- _EXERCISE INSTRUCTIONS_
In the material below, count the lines with the word "ylabel" and state that number only.

- _RECORDS FOR THIS TASK_
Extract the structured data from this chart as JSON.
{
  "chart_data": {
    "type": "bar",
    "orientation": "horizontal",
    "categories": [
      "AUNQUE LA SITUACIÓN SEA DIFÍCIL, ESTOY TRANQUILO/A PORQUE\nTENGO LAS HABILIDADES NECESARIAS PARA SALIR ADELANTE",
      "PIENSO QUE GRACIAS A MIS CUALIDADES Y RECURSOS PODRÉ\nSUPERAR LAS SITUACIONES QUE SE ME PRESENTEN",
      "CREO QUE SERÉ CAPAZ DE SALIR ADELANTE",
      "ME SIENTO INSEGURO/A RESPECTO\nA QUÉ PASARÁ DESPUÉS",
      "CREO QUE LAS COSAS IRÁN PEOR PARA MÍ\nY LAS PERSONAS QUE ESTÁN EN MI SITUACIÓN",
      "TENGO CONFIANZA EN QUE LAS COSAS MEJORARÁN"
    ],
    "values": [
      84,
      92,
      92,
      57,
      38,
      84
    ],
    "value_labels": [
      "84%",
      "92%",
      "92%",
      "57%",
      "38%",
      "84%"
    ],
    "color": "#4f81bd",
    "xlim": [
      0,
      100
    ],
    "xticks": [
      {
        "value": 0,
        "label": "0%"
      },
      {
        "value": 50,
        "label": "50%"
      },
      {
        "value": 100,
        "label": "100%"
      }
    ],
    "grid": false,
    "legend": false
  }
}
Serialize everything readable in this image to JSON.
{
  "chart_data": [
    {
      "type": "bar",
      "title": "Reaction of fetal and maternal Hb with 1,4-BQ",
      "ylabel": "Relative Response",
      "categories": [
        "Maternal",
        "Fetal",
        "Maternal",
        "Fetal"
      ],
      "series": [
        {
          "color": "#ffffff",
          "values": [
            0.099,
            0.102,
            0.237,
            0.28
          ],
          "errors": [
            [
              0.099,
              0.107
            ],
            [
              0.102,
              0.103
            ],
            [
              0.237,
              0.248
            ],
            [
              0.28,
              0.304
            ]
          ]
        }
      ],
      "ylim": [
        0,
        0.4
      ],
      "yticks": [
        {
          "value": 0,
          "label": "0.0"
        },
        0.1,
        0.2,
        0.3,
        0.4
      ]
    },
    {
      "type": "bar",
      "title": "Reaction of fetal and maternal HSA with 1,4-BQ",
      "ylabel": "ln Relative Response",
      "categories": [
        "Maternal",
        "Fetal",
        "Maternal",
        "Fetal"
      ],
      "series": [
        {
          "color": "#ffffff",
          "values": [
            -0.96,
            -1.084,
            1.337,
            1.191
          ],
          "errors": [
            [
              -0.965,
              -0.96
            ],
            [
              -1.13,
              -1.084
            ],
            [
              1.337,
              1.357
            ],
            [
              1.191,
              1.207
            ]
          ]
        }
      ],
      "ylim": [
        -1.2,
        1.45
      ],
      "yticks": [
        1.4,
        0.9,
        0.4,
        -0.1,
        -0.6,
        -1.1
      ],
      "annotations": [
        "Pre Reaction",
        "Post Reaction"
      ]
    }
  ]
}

- _RESULT_
2